What to do => Go through the data below. Pull out every line that has the word "piControl".
BEGIN Records for the task
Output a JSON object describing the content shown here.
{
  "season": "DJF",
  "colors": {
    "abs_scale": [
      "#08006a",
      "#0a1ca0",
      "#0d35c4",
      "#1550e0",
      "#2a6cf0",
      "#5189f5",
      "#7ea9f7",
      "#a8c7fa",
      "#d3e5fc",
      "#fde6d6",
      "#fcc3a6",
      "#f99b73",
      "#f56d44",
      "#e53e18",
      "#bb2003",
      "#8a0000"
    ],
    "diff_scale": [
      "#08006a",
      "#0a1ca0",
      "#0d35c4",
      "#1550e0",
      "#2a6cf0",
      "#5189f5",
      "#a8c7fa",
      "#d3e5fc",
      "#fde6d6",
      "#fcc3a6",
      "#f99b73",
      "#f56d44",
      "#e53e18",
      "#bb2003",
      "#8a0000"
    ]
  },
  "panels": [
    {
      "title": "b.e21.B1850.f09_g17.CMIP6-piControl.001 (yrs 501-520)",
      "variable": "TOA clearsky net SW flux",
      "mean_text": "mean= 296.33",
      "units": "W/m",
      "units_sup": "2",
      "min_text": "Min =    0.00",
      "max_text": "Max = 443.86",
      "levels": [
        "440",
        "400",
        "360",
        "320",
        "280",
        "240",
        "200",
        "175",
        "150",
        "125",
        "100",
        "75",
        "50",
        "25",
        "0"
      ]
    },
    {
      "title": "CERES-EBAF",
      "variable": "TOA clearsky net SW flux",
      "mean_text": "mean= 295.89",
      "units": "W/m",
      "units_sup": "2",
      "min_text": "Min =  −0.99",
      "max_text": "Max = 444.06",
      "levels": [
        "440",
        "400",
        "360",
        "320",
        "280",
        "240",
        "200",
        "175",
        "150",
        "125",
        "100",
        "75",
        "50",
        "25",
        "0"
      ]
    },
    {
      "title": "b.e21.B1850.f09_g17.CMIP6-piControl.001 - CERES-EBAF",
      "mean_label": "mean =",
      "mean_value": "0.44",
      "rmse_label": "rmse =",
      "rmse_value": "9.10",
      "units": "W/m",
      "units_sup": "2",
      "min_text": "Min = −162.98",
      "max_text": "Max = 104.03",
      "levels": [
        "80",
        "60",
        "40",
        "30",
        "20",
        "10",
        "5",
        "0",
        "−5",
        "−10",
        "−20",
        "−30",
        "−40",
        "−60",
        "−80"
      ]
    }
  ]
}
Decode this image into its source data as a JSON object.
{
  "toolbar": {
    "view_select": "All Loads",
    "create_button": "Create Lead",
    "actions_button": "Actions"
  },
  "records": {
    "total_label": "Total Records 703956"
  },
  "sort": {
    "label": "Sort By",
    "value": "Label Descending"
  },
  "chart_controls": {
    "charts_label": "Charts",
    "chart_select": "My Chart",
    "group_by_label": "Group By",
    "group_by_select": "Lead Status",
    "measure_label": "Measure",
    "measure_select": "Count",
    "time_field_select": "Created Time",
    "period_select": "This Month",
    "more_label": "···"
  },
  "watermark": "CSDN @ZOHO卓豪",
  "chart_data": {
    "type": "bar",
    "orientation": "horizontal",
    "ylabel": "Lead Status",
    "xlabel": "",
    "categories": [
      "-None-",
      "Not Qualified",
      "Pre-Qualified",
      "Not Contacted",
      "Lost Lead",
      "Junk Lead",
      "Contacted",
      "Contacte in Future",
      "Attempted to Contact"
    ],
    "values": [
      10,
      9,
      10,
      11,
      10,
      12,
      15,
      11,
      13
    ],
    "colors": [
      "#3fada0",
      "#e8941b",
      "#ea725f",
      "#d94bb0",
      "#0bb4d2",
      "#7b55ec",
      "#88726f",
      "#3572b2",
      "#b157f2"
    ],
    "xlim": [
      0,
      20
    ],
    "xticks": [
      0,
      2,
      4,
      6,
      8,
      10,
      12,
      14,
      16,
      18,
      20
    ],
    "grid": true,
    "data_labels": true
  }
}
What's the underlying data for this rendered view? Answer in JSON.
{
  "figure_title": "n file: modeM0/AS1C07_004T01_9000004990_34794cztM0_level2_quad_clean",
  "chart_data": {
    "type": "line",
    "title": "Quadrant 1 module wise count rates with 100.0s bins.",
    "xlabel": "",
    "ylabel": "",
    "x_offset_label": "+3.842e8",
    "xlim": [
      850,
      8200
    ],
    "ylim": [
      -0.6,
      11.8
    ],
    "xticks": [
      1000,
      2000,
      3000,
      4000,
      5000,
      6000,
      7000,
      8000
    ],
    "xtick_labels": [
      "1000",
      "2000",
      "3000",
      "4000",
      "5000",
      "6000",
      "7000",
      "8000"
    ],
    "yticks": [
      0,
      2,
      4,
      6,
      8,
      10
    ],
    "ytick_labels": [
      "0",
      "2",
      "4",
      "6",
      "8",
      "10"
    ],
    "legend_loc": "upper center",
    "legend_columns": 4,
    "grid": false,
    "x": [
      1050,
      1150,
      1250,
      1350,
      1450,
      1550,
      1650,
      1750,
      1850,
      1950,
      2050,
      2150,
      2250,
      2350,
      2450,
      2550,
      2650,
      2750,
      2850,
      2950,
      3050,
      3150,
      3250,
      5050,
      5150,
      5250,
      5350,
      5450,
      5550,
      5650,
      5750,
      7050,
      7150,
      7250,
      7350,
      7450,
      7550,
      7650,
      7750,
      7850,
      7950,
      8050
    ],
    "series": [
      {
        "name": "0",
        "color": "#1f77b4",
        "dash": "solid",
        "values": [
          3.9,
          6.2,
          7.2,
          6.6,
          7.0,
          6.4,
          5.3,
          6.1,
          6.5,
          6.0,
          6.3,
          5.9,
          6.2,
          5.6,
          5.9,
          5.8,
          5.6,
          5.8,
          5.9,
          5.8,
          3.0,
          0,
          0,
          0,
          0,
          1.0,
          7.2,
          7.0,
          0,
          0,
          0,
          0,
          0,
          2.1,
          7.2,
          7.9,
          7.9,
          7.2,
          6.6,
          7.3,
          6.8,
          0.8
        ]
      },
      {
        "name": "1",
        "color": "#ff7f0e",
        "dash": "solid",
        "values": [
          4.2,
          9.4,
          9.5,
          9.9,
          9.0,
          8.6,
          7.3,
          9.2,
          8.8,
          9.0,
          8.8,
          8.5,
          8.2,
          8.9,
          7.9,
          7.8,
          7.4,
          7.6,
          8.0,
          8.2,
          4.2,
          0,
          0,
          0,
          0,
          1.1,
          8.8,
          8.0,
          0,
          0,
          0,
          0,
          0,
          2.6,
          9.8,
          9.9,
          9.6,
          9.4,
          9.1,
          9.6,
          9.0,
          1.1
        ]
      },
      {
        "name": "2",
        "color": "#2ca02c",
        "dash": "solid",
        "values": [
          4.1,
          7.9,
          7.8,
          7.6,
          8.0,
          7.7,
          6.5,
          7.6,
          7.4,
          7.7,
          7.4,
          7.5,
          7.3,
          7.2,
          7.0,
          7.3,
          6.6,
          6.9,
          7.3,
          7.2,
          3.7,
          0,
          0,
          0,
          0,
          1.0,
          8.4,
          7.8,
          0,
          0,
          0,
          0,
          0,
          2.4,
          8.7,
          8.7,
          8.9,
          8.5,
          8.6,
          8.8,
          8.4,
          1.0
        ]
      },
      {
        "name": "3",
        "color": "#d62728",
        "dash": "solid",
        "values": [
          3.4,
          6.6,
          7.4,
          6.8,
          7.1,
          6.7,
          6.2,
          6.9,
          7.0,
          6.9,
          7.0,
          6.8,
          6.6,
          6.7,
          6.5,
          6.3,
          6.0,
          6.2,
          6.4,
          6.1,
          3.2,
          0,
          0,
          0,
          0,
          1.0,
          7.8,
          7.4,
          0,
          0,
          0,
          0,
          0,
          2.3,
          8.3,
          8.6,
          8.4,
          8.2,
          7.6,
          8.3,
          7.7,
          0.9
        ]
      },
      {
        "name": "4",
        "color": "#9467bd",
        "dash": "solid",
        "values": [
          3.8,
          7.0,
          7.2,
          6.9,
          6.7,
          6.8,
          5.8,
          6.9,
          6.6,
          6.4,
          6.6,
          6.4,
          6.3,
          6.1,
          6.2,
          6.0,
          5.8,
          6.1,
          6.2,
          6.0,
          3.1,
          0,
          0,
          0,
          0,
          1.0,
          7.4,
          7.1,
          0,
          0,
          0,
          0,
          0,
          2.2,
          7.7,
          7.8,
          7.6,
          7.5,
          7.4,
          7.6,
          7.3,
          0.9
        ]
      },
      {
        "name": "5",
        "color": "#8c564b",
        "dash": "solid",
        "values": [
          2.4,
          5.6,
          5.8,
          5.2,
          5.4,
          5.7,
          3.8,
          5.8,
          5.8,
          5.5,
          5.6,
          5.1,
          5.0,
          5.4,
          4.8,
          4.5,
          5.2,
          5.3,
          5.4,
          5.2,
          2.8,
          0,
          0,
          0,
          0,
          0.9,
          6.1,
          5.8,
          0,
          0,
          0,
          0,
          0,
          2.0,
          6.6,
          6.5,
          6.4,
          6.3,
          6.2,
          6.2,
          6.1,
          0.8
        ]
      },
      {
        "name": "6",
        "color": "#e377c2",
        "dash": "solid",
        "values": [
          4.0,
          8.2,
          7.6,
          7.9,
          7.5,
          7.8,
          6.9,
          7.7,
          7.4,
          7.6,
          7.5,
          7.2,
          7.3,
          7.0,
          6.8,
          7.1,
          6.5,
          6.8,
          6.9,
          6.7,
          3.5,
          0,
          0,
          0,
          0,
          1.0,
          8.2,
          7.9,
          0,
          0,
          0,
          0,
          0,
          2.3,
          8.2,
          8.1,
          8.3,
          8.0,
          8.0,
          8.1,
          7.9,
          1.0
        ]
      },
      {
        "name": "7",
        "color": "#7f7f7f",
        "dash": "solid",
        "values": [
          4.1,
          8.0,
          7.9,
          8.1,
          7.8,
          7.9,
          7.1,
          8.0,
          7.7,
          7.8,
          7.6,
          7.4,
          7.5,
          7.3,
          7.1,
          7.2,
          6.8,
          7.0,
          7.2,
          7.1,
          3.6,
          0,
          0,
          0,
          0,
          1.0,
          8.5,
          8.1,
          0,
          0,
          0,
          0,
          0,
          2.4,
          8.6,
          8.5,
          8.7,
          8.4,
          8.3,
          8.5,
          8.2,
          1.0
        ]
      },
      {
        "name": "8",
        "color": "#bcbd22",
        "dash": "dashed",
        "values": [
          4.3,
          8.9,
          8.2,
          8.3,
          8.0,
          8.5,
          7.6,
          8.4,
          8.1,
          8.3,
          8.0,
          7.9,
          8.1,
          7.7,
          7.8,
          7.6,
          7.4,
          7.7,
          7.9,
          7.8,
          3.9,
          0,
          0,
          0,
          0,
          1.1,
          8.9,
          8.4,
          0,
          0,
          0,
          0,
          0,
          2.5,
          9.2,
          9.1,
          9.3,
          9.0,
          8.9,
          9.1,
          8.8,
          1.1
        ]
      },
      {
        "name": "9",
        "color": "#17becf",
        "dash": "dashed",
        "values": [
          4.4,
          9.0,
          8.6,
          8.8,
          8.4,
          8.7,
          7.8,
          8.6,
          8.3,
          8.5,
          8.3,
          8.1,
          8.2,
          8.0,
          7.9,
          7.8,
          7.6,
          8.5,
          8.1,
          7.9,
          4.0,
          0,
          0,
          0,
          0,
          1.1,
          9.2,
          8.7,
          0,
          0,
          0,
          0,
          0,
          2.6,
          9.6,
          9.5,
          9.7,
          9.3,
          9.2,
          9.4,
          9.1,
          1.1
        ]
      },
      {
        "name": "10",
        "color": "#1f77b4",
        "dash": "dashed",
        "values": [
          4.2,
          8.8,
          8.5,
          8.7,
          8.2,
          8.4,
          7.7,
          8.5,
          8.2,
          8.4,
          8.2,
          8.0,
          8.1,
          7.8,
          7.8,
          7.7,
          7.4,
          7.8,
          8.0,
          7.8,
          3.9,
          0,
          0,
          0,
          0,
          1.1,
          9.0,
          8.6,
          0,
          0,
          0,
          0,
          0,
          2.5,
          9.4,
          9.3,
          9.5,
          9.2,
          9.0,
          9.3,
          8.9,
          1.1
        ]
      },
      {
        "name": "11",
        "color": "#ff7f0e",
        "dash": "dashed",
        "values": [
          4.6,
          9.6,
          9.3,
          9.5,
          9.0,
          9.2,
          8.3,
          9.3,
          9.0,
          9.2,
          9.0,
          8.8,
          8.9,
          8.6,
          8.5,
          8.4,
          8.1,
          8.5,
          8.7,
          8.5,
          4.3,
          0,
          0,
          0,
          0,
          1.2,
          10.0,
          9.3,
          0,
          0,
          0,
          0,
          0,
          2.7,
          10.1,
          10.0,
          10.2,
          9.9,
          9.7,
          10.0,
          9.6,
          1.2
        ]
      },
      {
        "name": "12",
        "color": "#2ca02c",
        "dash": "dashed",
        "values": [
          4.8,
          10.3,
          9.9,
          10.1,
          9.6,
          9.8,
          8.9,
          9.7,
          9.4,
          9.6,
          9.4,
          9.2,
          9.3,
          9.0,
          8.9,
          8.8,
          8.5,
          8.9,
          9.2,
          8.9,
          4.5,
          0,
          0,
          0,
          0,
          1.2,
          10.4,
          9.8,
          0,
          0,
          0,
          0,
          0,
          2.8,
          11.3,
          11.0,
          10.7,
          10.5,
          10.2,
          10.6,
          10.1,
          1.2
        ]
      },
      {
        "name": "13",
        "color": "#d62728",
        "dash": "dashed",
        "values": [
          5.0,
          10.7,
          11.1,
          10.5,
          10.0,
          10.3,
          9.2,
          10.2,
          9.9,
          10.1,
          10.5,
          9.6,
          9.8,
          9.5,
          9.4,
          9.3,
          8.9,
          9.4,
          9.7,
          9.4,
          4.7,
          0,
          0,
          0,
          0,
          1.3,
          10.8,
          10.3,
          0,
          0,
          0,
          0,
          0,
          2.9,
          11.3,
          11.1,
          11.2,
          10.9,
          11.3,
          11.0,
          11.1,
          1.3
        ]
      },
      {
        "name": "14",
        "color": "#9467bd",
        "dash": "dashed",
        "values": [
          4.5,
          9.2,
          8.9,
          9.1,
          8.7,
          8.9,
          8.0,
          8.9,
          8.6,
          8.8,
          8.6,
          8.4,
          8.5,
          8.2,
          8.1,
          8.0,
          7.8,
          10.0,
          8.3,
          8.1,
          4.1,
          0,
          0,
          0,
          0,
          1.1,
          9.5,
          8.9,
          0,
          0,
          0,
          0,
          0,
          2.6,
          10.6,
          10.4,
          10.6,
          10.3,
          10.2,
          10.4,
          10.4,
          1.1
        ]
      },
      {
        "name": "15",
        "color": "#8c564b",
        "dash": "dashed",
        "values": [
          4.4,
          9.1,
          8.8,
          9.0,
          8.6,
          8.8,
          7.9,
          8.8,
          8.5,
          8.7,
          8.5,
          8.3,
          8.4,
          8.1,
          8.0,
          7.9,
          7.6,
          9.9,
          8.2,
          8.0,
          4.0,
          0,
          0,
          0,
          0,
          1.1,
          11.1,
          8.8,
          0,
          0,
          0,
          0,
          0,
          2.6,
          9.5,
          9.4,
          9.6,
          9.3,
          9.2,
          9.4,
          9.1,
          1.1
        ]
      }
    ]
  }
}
END Records for the task
Output below =>
      "title": "b.e21.B1850.f09_g17.CMIP6-piControl.001 (yrs 501-520)",
      "title": "b.e21.B1850.f09_g17.CMIP6-piControl.001 - CERES-EBAF",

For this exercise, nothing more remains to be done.